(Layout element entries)
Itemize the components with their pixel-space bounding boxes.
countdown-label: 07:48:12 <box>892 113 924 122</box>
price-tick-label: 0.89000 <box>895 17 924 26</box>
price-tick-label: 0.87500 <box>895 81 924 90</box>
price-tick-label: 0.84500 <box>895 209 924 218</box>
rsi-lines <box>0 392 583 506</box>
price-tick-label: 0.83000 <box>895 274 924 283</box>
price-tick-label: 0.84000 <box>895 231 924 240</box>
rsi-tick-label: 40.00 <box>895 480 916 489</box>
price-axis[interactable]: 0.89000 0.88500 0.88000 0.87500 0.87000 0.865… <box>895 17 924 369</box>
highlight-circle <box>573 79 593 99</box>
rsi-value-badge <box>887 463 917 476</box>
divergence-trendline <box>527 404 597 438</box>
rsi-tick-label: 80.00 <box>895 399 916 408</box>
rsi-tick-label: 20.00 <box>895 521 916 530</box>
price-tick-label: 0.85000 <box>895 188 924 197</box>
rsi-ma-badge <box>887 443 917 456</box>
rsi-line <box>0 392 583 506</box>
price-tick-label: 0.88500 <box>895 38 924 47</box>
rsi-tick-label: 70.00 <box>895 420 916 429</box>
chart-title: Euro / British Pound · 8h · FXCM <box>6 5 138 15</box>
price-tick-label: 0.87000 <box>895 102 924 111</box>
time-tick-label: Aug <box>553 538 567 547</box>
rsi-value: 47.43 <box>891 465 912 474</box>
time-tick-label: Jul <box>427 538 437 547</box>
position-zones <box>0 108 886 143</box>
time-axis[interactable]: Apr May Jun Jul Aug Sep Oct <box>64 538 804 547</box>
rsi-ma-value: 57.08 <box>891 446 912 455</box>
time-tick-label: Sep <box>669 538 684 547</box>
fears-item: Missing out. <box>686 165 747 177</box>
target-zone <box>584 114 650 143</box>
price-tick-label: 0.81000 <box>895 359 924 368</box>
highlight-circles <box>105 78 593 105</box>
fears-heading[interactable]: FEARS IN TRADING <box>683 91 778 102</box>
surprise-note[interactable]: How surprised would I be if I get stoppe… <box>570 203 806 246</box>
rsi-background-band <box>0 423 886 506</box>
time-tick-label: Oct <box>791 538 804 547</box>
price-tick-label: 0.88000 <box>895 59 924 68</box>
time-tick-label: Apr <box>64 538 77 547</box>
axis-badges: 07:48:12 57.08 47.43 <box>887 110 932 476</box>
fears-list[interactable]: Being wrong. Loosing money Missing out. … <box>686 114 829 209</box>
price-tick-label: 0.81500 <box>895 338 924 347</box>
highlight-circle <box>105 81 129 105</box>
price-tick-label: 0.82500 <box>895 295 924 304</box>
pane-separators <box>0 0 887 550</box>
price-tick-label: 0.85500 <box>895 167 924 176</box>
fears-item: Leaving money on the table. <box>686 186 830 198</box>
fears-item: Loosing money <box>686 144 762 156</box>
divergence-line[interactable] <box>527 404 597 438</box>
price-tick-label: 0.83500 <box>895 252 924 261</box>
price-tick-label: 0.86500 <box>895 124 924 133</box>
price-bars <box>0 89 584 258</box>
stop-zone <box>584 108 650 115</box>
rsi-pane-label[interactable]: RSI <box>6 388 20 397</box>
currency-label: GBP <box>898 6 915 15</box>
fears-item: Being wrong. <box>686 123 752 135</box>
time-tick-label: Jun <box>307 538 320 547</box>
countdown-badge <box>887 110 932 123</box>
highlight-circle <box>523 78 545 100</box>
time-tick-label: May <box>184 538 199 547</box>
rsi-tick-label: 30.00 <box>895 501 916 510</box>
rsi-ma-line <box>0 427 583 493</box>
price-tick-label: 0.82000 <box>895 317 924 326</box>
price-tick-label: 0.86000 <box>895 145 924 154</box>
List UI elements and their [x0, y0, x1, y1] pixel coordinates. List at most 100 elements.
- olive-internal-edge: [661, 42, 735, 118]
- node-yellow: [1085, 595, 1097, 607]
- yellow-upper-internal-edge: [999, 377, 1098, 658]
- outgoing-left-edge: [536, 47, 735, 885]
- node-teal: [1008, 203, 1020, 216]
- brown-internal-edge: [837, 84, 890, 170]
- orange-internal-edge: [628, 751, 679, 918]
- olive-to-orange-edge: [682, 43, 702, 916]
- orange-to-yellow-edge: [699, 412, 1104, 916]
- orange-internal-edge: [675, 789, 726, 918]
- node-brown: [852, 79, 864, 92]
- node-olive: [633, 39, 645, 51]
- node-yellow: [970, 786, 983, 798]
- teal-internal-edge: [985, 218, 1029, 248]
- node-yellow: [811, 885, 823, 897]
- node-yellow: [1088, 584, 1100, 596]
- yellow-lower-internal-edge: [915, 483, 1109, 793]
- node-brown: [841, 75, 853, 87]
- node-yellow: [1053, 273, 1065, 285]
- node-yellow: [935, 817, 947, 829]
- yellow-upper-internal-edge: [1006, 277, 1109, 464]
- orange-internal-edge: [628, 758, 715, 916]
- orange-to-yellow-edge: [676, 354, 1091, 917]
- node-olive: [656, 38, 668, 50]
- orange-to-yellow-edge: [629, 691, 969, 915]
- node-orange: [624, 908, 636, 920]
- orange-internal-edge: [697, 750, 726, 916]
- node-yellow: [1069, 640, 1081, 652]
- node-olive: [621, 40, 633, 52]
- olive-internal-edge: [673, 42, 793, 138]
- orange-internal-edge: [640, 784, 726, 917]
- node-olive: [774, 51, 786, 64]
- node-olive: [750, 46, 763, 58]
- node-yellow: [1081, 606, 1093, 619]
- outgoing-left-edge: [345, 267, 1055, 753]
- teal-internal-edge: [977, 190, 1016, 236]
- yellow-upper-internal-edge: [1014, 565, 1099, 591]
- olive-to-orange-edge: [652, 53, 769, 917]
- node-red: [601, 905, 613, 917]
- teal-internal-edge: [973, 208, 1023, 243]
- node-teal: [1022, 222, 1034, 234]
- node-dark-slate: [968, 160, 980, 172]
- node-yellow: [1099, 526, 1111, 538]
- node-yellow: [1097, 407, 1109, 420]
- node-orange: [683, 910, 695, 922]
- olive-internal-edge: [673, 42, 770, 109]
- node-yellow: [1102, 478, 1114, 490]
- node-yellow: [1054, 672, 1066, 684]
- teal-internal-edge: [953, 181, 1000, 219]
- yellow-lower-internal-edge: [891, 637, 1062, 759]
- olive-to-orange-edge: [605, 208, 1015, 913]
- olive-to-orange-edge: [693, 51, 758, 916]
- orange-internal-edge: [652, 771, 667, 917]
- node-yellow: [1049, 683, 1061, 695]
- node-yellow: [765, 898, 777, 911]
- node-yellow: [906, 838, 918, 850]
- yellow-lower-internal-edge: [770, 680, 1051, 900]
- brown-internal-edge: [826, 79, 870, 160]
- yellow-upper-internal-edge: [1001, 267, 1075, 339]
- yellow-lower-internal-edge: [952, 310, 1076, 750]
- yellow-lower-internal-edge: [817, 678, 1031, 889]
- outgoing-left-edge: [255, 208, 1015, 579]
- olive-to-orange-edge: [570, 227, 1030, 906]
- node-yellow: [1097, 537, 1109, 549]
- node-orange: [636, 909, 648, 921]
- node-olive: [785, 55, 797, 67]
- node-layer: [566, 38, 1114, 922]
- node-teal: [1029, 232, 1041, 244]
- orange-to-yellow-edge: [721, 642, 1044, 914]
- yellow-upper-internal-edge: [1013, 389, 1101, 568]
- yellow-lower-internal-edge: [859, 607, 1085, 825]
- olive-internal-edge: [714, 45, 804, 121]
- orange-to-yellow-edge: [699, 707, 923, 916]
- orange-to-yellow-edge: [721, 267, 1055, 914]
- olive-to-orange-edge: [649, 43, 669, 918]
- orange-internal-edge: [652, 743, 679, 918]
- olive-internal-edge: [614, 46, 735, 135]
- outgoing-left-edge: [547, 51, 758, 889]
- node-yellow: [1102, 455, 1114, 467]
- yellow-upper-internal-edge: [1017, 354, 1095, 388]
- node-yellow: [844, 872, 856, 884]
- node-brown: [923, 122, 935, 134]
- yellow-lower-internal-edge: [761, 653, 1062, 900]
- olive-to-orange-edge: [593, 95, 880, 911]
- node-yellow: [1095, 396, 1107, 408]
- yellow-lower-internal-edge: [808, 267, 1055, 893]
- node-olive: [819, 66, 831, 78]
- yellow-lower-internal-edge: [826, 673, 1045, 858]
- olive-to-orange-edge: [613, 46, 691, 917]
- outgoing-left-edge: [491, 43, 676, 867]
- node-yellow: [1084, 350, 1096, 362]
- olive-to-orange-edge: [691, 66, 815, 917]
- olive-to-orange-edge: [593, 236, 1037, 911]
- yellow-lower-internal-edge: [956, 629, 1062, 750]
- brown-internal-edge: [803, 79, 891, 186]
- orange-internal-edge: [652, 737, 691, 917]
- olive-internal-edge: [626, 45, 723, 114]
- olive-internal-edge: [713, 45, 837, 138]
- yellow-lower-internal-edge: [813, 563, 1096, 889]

# Given instruction:
Output the stretch from the start of the entries through the line containing "rsi-ma-value: 57.08 <box>891" as a numbered list, skipping any blank lines.

# Written answer:
1. Itemize the components with their pixel-space bounding boxes.
2. countdown-label: 07:48:12 <box>892 113 924 122</box>
3. price-tick-label: 0.89000 <box>895 17 924 26</box>
4. price-tick-label: 0.87500 <box>895 81 924 90</box>
5. price-tick-label: 0.84500 <box>895 209 924 218</box>
6. rsi-lines <box>0 392 583 506</box>
7. price-tick-label: 0.83000 <box>895 274 924 283</box>
8. price-tick-label: 0.84000 <box>895 231 924 240</box>
9. rsi-tick-label: 40.00 <box>895 480 916 489</box>
10. price-axis[interactable]: 0.89000 0.88500 0.88000 0.87500 0.87000 0.865… <box>895 17 924 369</box>
11. highlight-circle <box>573 79 593 99</box>
12. rsi-value-badge <box>887 463 917 476</box>
13. divergence-trendline <box>527 404 597 438</box>
14. rsi-tick-label: 80.00 <box>895 399 916 408</box>
15. rsi-tick-label: 20.00 <box>895 521 916 530</box>
16. price-tick-label: 0.85000 <box>895 188 924 197</box>
17. rsi-ma-badge <box>887 443 917 456</box>
18. rsi-line <box>0 392 583 506</box>
19. price-tick-label: 0.88500 <box>895 38 924 47</box>
20. rsi-tick-label: 70.00 <box>895 420 916 429</box>
21. chart-title: Euro / British Pound · 8h · FXCM <box>6 5 138 15</box>
22. price-tick-label: 0.87000 <box>895 102 924 111</box>
23. time-tick-label: Aug <box>553 538 567 547</box>
24. rsi-value: 47.43 <box>891 465 912 474</box>
25. time-tick-label: Jul <box>427 538 437 547</box>
26. position-zones <box>0 108 886 143</box>
27. time-axis[interactable]: Apr May Jun Jul Aug Sep Oct <box>64 538 804 547</box>
28. rsi-ma-value: 57.08 <box>891 446 912 455</box>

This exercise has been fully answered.